DIRECTIONS FOR THIS TASK: Quote every line as written. Omit pictures.

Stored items
━━━━━━━━━━

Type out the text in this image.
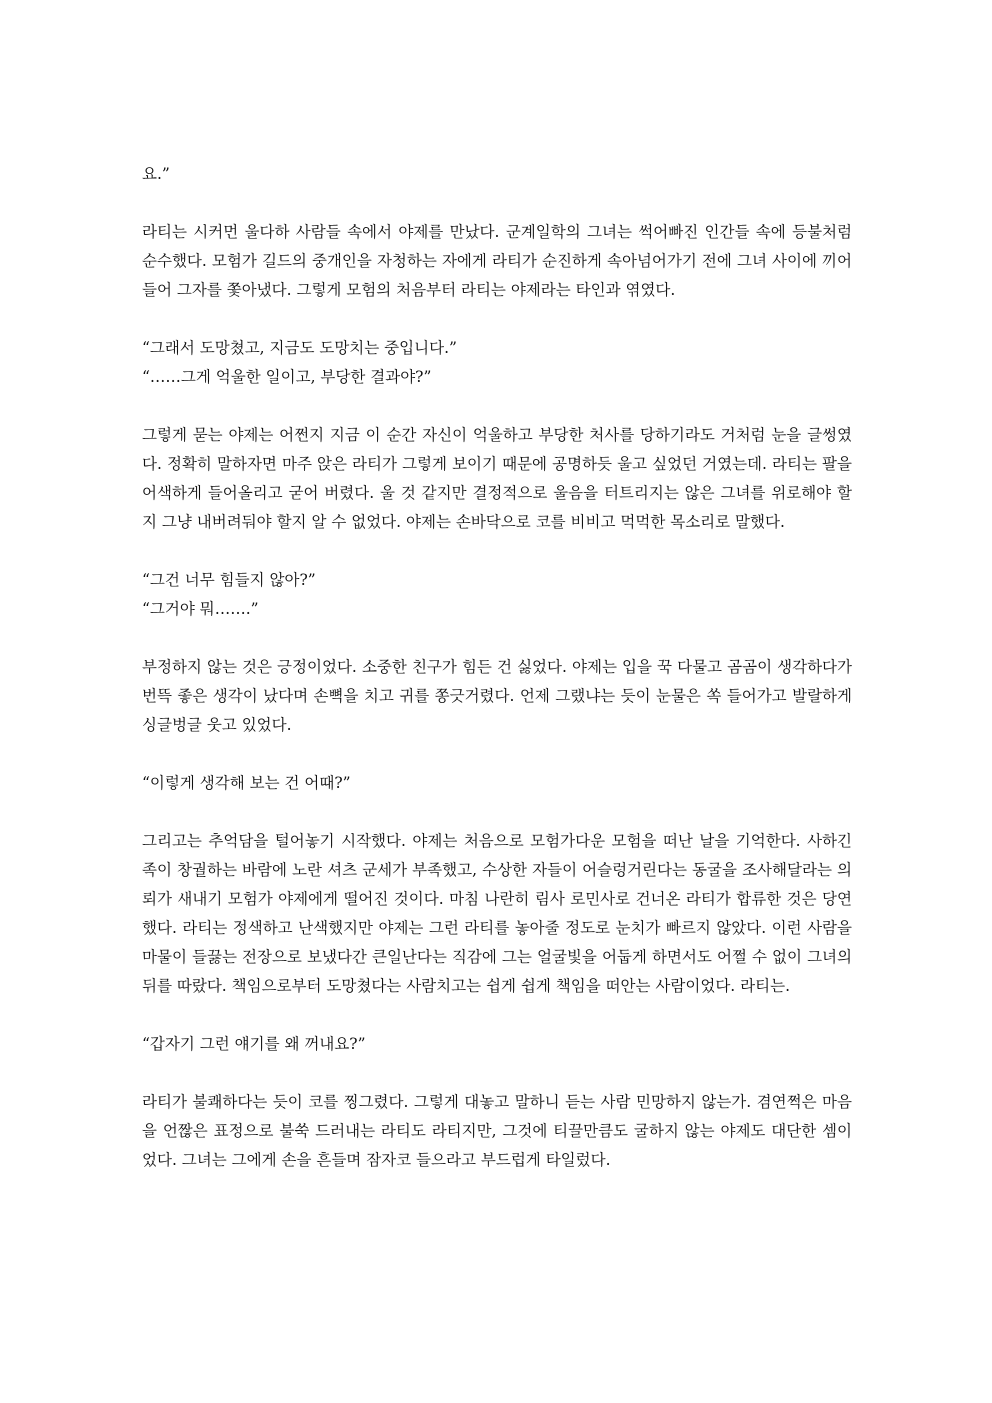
요.”

라티는 시커먼 울다하 사람들 속에서 야제를 만났다. 군계일학의 그녀는 썩어빠진 인간들 속에 등불처럼 순수했다. 모험가 길드의 중개인을 자청하는 자에게 라티가 순진하게 속아넘어가기 전에 그녀 사이에 끼어들어 그자를 쫓아냈다. 그렇게 모험의 처음부터 라티는 야제라는 타인과 엮였다.

“그래서 도망쳤고, 지금도 도망치는 중입니다.”

“……그게 억울한 일이고, 부당한 결과야?”

그렇게 묻는 야제는 어쩐지 지금 이 순간 자신이 억울하고 부당한 처사를 당하기라도 거처럼 눈을 글썽였다. 정확히 말하자면 마주 앉은 라티가 그렇게 보이기 때문에 공명하듯 울고 싶었던 거였는데. 라티는 팔을 어색하게 들어올리고 굳어 버렸다. 울 것 같지만 결정적으로 울음을 터트리지는 않은 그녀를 위로해야 할지 그냥 내버려둬야 할지 알 수 없었다. 야제는 손바닥으로 코를 비비고 먹먹한 목소리로 말했다.

“그건 너무 힘들지 않아?”

“그거야 뭐…….”

부정하지 않는 것은 긍정이었다. 소중한 친구가 힘든 건 싫었다. 야제는 입을 꾹 다물고 곰곰이 생각하다가 번뜩 좋은 생각이 났다며 손뼉을 치고 귀를 쫑긋거렸다. 언제 그랬냐는 듯이 눈물은 쏙 들어가고 발랄하게 싱글벙글 웃고 있었다.

“이렇게 생각해 보는 건 어때?”

그리고는 추억담을 털어놓기 시작했다. 야제는 처음으로 모험가다운 모험을 떠난 날을 기억한다. 사하긴 족이 창궐하는 바람에 노란 셔츠 군세가 부족했고, 수상한 자들이 어슬렁거린다는 동굴을 조사해달라는 의뢰가 새내기 모험가 야제에게 떨어진 것이다. 마침 나란히 림사 로민사로 건너온 라티가 합류한 것은 당연했다. 라티는 정색하고 난색했지만 야제는 그런 라티를 놓아줄 정도로 눈치가 빠르지 않았다. 이런 사람을 마물이 들끓는 전장으로 보냈다간 큰일난다는 직감에 그는 얼굴빛을 어둡게 하면서도 어쩔 수 없이 그녀의 뒤를 따랐다. 책임으로부터 도망쳤다는 사람치고는 쉽게 쉽게 책임을 떠안는 사람이었다. 라티는.

“갑자기 그런 얘기를 왜 꺼내요?”

라티가 불쾌하다는 듯이 코를 찡그렸다. 그렇게 대놓고 말하니 듣는 사람 민망하지 않는가. 겸연쩍은 마음을 언짢은 표정으로 불쑥 드러내는 라티도 라티지만, 그것에 티끌만큼도 굴하지 않는 야제도 대단한 셈이었다. 그녀는 그에게 손을 흔들며 잠자코 들으라고 부드럽게 타일렀다.
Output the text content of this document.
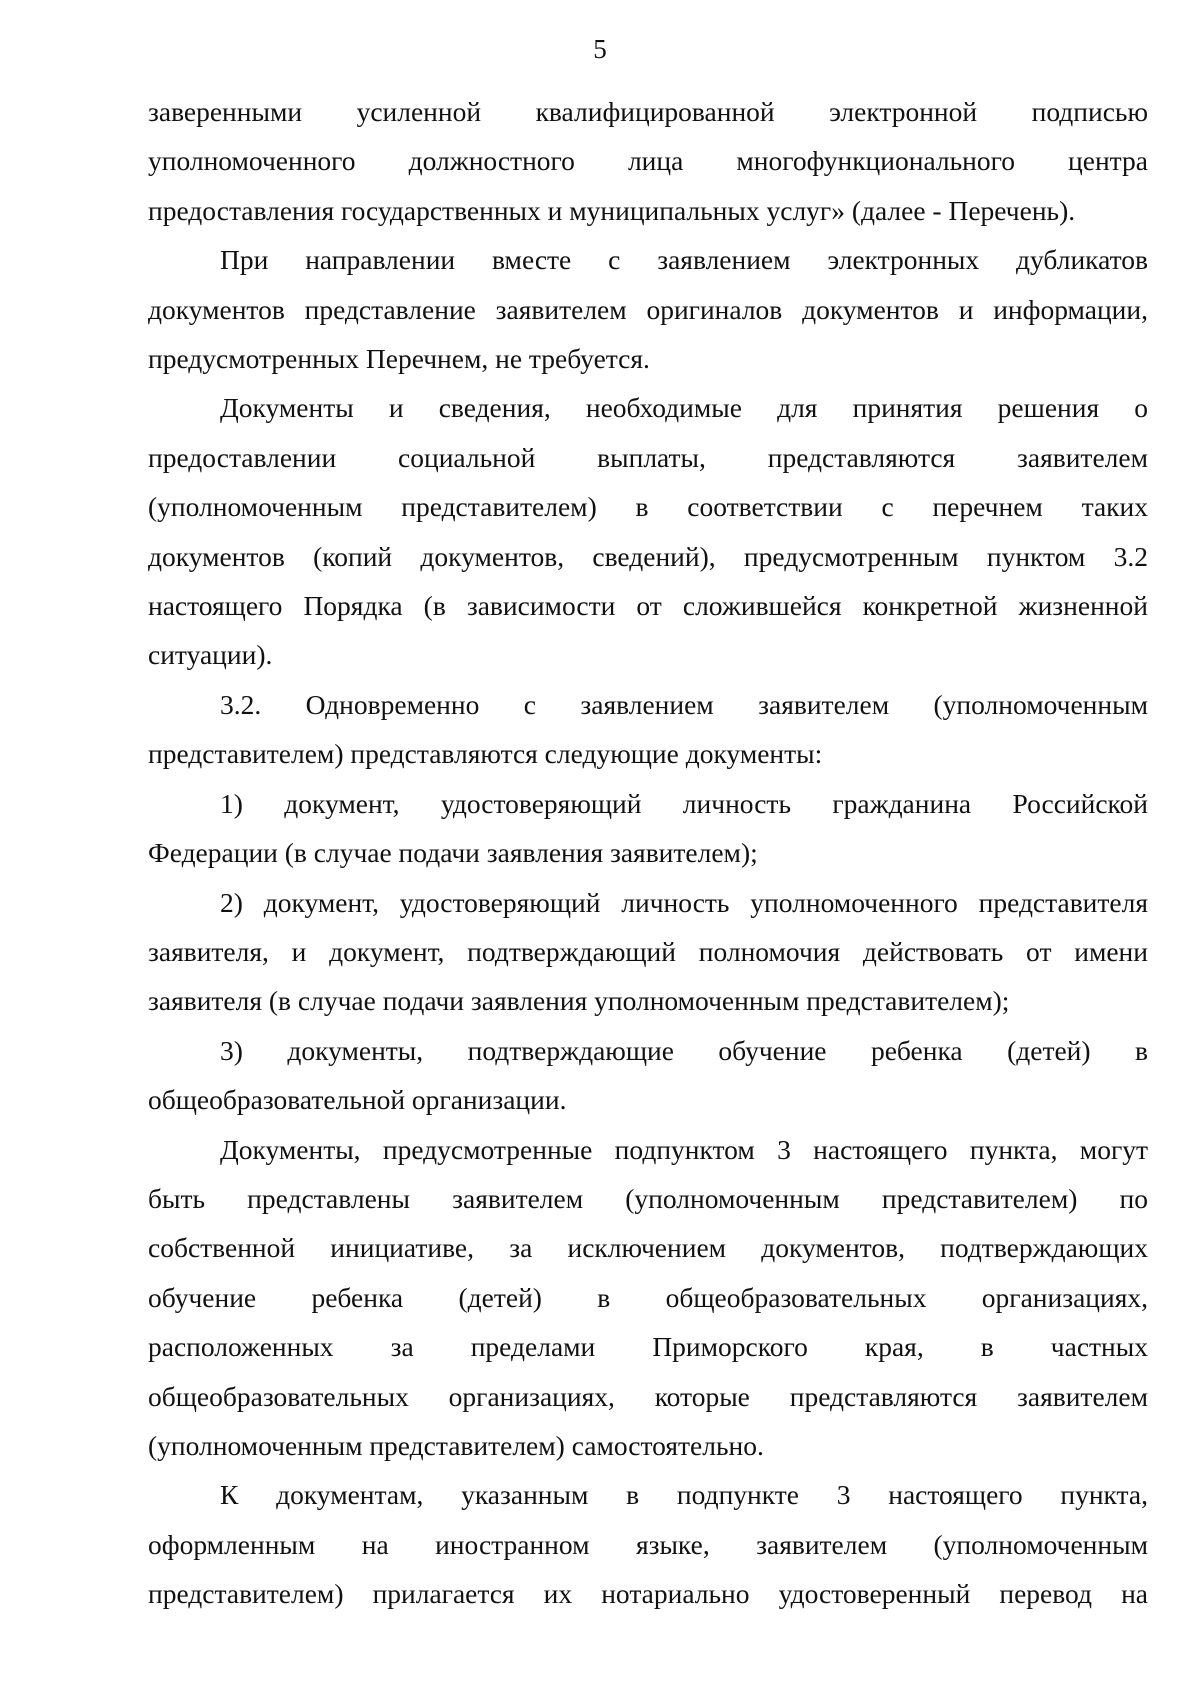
5
заверенными усиленной квалифицированной электронной подписью
уполномоченного должностного лица многофункционального центра
предоставления государственных и муниципальных услуг» (далее - Перечень).
При направлении вместе с заявлением электронных дубликатов
документов представление заявителем оригиналов документов и информации,
предусмотренных Перечнем, не требуется.
Документы и сведения, необходимые для принятия решения о
предоставлении социальной выплаты, представляются заявителем
(уполномоченным представителем) в соответствии с перечнем таких
документов (копий документов, сведений), предусмотренным пунктом 3.2
настоящего Порядка (в зависимости от сложившейся конкретной жизненной
ситуации).
3.2. Одновременно с заявлением заявителем (уполномоченным
представителем) представляются следующие документы:
1) документ, удостоверяющий личность гражданина Российской
Федерации (в случае подачи заявления заявителем);
2) документ, удостоверяющий личность уполномоченного представителя
заявителя, и документ, подтверждающий полномочия действовать от имени
заявителя (в случае подачи заявления уполномоченным представителем);
3) документы, подтверждающие обучение ребенка (детей) в
общеобразовательной организации.
Документы, предусмотренные подпунктом 3 настоящего пункта, могут
быть представлены заявителем (уполномоченным представителем) по
собственной инициативе, за исключением документов, подтверждающих
обучение ребенка (детей) в общеобразовательных организациях,
расположенных за пределами Приморского края, в частных
общеобразовательных организациях, которые представляются заявителем
(уполномоченным представителем) самостоятельно.
К документам, указанным в подпункте 3 настоящего пункта,
оформленным на иностранном языке, заявителем (уполномоченным
представителем) прилагается их нотариально удостоверенный перевод на
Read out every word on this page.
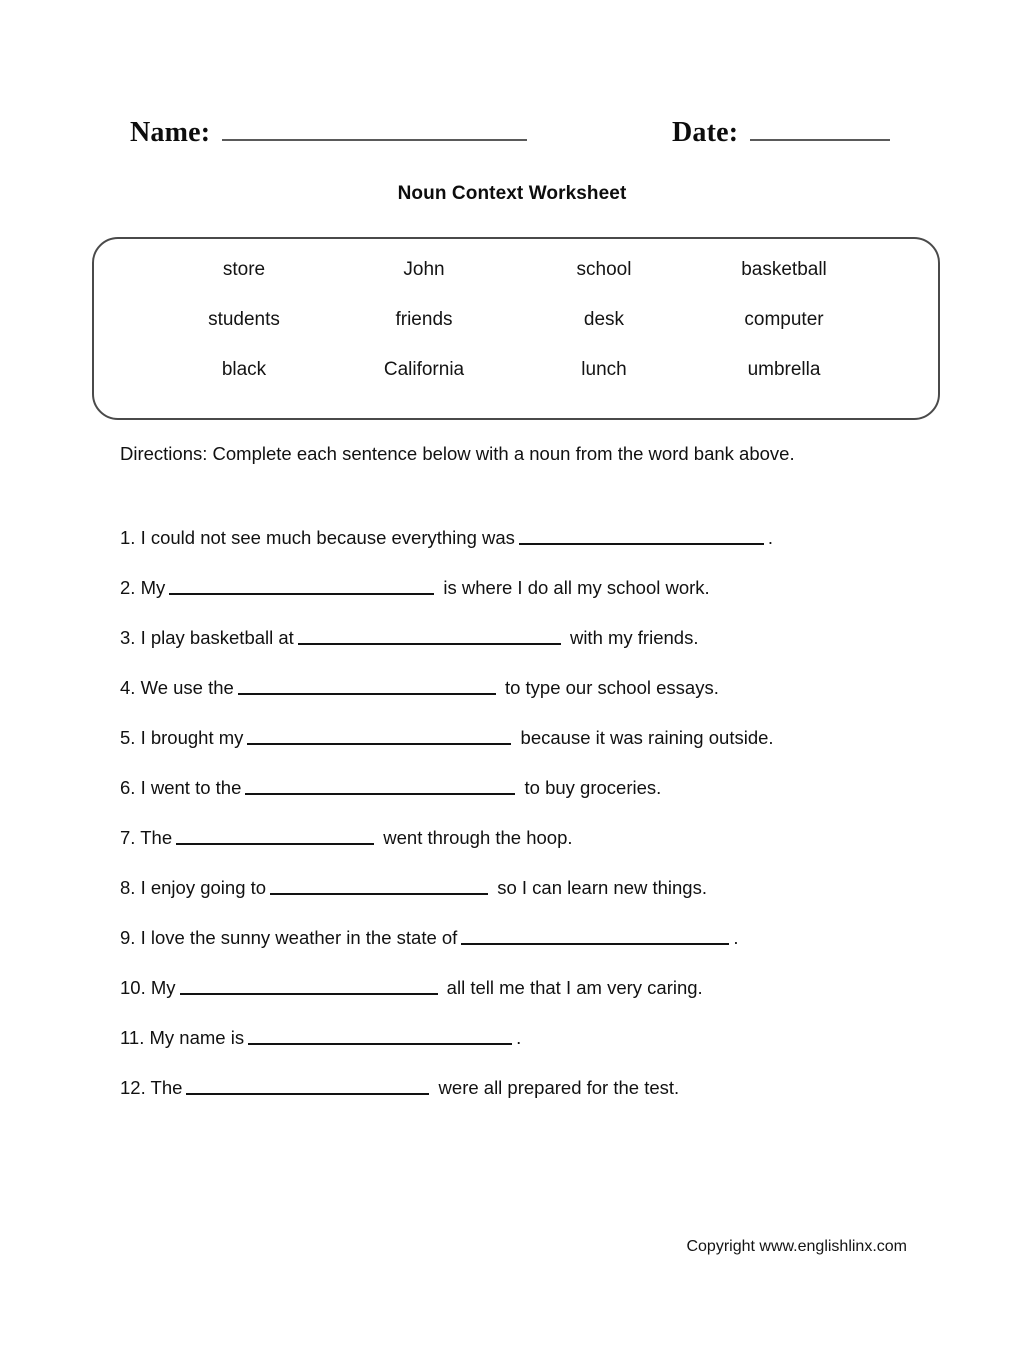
Name:	Date:
Noun Context Worksheet
store	John	school	basketball
students	friends	desk	computer
black	California	lunch	umbrella
Directions: Complete each sentence below with a noun from the word bank above.
1. I could not see much because everything was	.
2. My	is where I do all my school work.
3. I play basketball at	with my friends.
4. We use the	to type our school essays.
5. I brought my	because it was raining outside.
6. I went to the	to buy groceries.
7. The	went through the hoop.
8. I enjoy going to	so I can learn new things.
9. I love the sunny weather in the state of	.
10. My	all tell me that I am very caring.
11. My name is	.
12. The	were all prepared for the test.
Copyright www.englishlinx.com
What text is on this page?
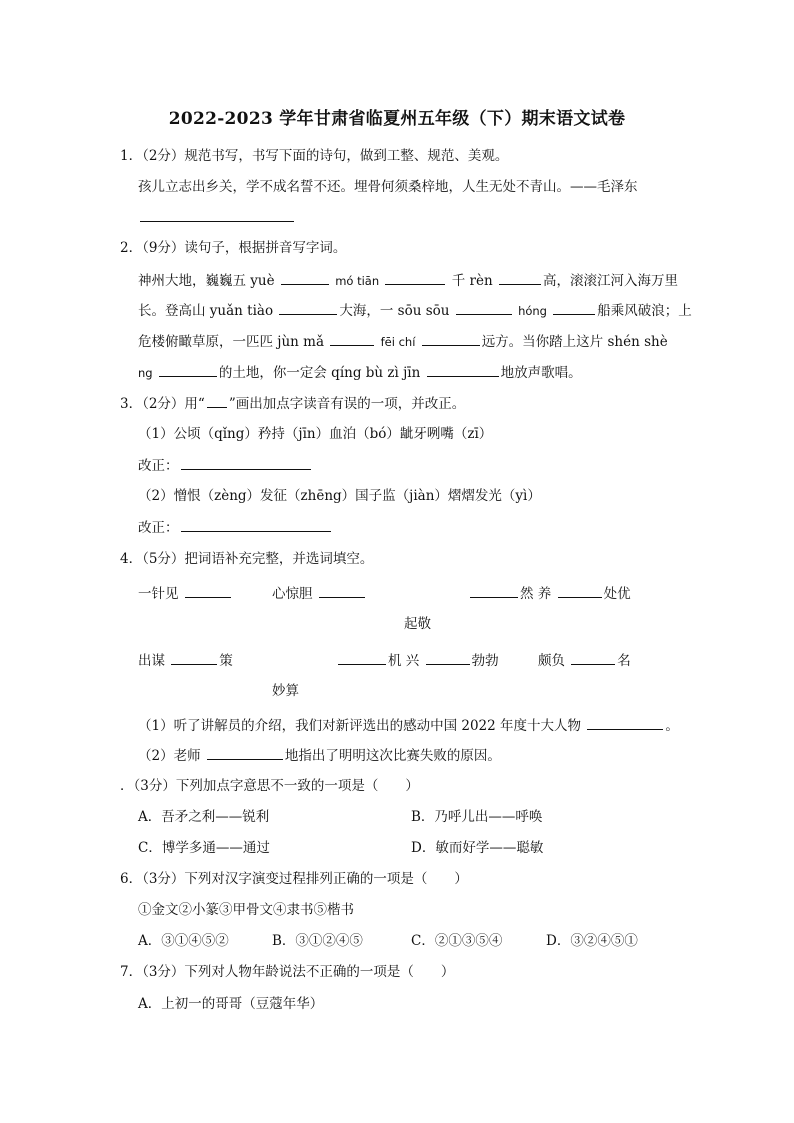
2022-2023 学年甘肃省临夏州五年级（下）期末语文试卷
1．（2分）规范书写，书写下面的诗句，做到工整、规范、美观。
孩儿立志出乡关，学不成名誓不还。埋骨何须桑梓地，人生无处不青山。——毛泽东
2．（9分）读句子，根据拼音写字词。
神州大地，巍巍五 yuè	mó tiān	千 rèn	高，滚滚江河入海万里
长。登高山 yuǎn tiào	大海，一 sōu sōu	hóng	船乘风破浪；上
危楼俯瞰草原，一匹匹 jùn mǎ	fēi chí	远方。当你踏上这片 shén shè
ng	的土地，你一定会 qíng bù zì jīn	地放声歌唱。
3．（2分）用“ ”画出加点字读音有误的一项，并改正。
（1）公顷（qǐng）矜持（jīn）血泊（bó）龇牙咧嘴（zī）
改正：
（2）憎恨（zèng）发征（zhēng）国子监（jiàn）熠熠发光（yì）
改正：
4．（5分）把词语补充完整，并选词填空。
一针见	心惊胆	然 养	处优
起敬
出谋	策	机 兴	勃勃	颇负	名
妙算
（1）听了讲解员的介绍，我们对新评选出的感动中国 2022 年度十大人物	。
（2）老师	地指出了明明这次比赛失败的原因。
．（3分）下列加点字意思不一致的一项是（　　）
A．吾矛之利——锐利	B．乃呼儿出——呼唤
C．博学多通——通过	D．敏而好学——聪敏
6．（3分）下列对汉字演变过程排列正确的一项是（　　）
①金文②小篆③甲骨文④隶书⑤楷书
A．③①④⑤②	B．③①②④⑤	C．②①③⑤④	D．③②④⑤①
7．（3分）下列对人物年龄说法不正确的一项是（　　）
A．上初一的哥哥（豆蔻年华）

━━━━━━━━━━

SOLUTION FOR THIS TASK:
Type out the text in this image.
요.”

라티는 시커먼 울다하 사람들 속에서 야제를 만났다. 군계일학의 그녀는 썩어빠진 인간들 속에 등불처럼 순수했다. 모험가 길드의 중개인을 자청하는 자에게 라티가 순진하게 속아넘어가기 전에 그녀 사이에 끼어들어 그자를 쫓아냈다. 그렇게 모험의 처음부터 라티는 야제라는 타인과 엮였다.

“그래서 도망쳤고, 지금도 도망치는 중입니다.”

“……그게 억울한 일이고, 부당한 결과야?”

그렇게 묻는 야제는 어쩐지 지금 이 순간 자신이 억울하고 부당한 처사를 당하기라도 거처럼 눈을 글썽였다. 정확히 말하자면 마주 앉은 라티가 그렇게 보이기 때문에 공명하듯 울고 싶었던 거였는데. 라티는 팔을 어색하게 들어올리고 굳어 버렸다. 울 것 같지만 결정적으로 울음을 터트리지는 않은 그녀를 위로해야 할지 그냥 내버려둬야 할지 알 수 없었다. 야제는 손바닥으로 코를 비비고 먹먹한 목소리로 말했다.

“그건 너무 힘들지 않아?”

“그거야 뭐…….”

부정하지 않는 것은 긍정이었다. 소중한 친구가 힘든 건 싫었다. 야제는 입을 꾹 다물고 곰곰이 생각하다가 번뜩 좋은 생각이 났다며 손뼉을 치고 귀를 쫑긋거렸다. 언제 그랬냐는 듯이 눈물은 쏙 들어가고 발랄하게 싱글벙글 웃고 있었다.

“이렇게 생각해 보는 건 어때?”

그리고는 추억담을 털어놓기 시작했다. 야제는 처음으로 모험가다운 모험을 떠난 날을 기억한다. 사하긴 족이 창궐하는 바람에 노란 셔츠 군세가 부족했고, 수상한 자들이 어슬렁거린다는 동굴을 조사해달라는 의뢰가 새내기 모험가 야제에게 떨어진 것이다. 마침 나란히 림사 로민사로 건너온 라티가 합류한 것은 당연했다. 라티는 정색하고 난색했지만 야제는 그런 라티를 놓아줄 정도로 눈치가 빠르지 않았다. 이런 사람을 마물이 들끓는 전장으로 보냈다간 큰일난다는 직감에 그는 얼굴빛을 어둡게 하면서도 어쩔 수 없이 그녀의 뒤를 따랐다. 책임으로부터 도망쳤다는 사람치고는 쉽게 쉽게 책임을 떠안는 사람이었다. 라티는.

“갑자기 그런 얘기를 왜 꺼내요?”

라티가 불쾌하다는 듯이 코를 찡그렸다. 그렇게 대놓고 말하니 듣는 사람 민망하지 않는가. 겸연쩍은 마음을 언짢은 표정으로 불쑥 드러내는 라티도 라티지만, 그것에 티끌만큼도 굴하지 않는 야제도 대단한 셈이었다. 그녀는 그에게 손을 흔들며 잠자코 들으라고 부드럽게 타일렀다.
Output the text content of this document.
5
заверенными усиленной квалифицированной электронной подписью
уполномоченного должностного лица многофункционального центра
предоставления государственных и муниципальных услуг» (далее - Перечень).
При направлении вместе с заявлением электронных дубликатов
документов представление заявителем оригиналов документов и информации,
предусмотренных Перечнем, не требуется.
Документы и сведения, необходимые для принятия решения о
предоставлении социальной выплаты, представляются заявителем
(уполномоченным представителем) в соответствии с перечнем таких
документов (копий документов, сведений), предусмотренным пунктом 3.2
настоящего Порядка (в зависимости от сложившейся конкретной жизненной
ситуации).
3.2. Одновременно с заявлением заявителем (уполномоченным
представителем) представляются следующие документы:
1) документ, удостоверяющий личность гражданина Российской
Федерации (в случае подачи заявления заявителем);
2) документ, удостоверяющий личность уполномоченного представителя
заявителя, и документ, подтверждающий полномочия действовать от имени
заявителя (в случае подачи заявления уполномоченным представителем);
3) документы, подтверждающие обучение ребенка (детей) в
общеобразовательной организации.
Документы, предусмотренные подпунктом 3 настоящего пункта, могут
быть представлены заявителем (уполномоченным представителем) по
собственной инициативе, за исключением документов, подтверждающих
обучение ребенка (детей) в общеобразовательных организациях,
расположенных за пределами Приморского края, в частных
общеобразовательных организациях, которые представляются заявителем
(уполномоченным представителем) самостоятельно.
К документам, указанным в подпункте 3 настоящего пункта,
оформленным на иностранном языке, заявителем (уполномоченным
представителем) прилагается их нотариально удостоверенный перевод на
Read out every word on this page.
Name:	Date:
Noun Context Worksheet
store	John	school	basketball
students	friends	desk	computer
black	California	lunch	umbrella
Directions: Complete each sentence below with a noun from the word bank above.
1. I could not see much because everything was	.
2. My	is where I do all my school work.
3. I play basketball at	with my friends.
4. We use the	to type our school essays.
5. I brought my	because it was raining outside.
6. I went to the	to buy groceries.
7. The	went through the hoop.
8. I enjoy going to	so I can learn new things.
9. I love the sunny weather in the state of	.
10. My	all tell me that I am very caring.
11. My name is	.
12. The	were all prepared for the test.
Copyright www.englishlinx.com
What text is on this page?
2022-2023 学年甘肃省临夏州五年级（下）期末语文试卷
1．（2分）规范书写，书写下面的诗句，做到工整、规范、美观。
孩儿立志出乡关，学不成名誓不还。埋骨何须桑梓地，人生无处不青山。——毛泽东
2．（9分）读句子，根据拼音写字词。
神州大地，巍巍五 yuè	mó tiān	千 rèn	高，滚滚江河入海万里
长。登高山 yuǎn tiào	大海，一 sōu sōu	hóng	船乘风破浪；上
危楼俯瞰草原，一匹匹 jùn mǎ	fēi chí	远方。当你踏上这片 shén shè
ng	的土地，你一定会 qíng bù zì jīn	地放声歌唱。
3．（2分）用“ ”画出加点字读音有误的一项，并改正。
（1）公顷（qǐng）矜持（jīn）血泊（bó）龇牙咧嘴（zī）
改正：
（2）憎恨（zèng）发征（zhēng）国子监（jiàn）熠熠发光（yì）
改正：
4．（5分）把词语补充完整，并选词填空。
一针见	心惊胆	然 养	处优
起敬
出谋	策	机 兴	勃勃	颇负	名
妙算
（1）听了讲解员的介绍，我们对新评选出的感动中国 2022 年度十大人物	。
（2）老师	地指出了明明这次比赛失败的原因。
．（3分）下列加点字意思不一致的一项是（　　）
A．吾矛之利——锐利	B．乃呼儿出——呼唤
C．博学多通——通过	D．敏而好学——聪敏
6．（3分）下列对汉字演变过程排列正确的一项是（　　）
①金文②小篆③甲骨文④隶书⑤楷书
A．③①④⑤②	B．③①②④⑤	C．②①③⑤④	D．③②④⑤①
7．（3分）下列对人物年龄说法不正确的一项是（　　）
A．上初一的哥哥（豆蔻年华）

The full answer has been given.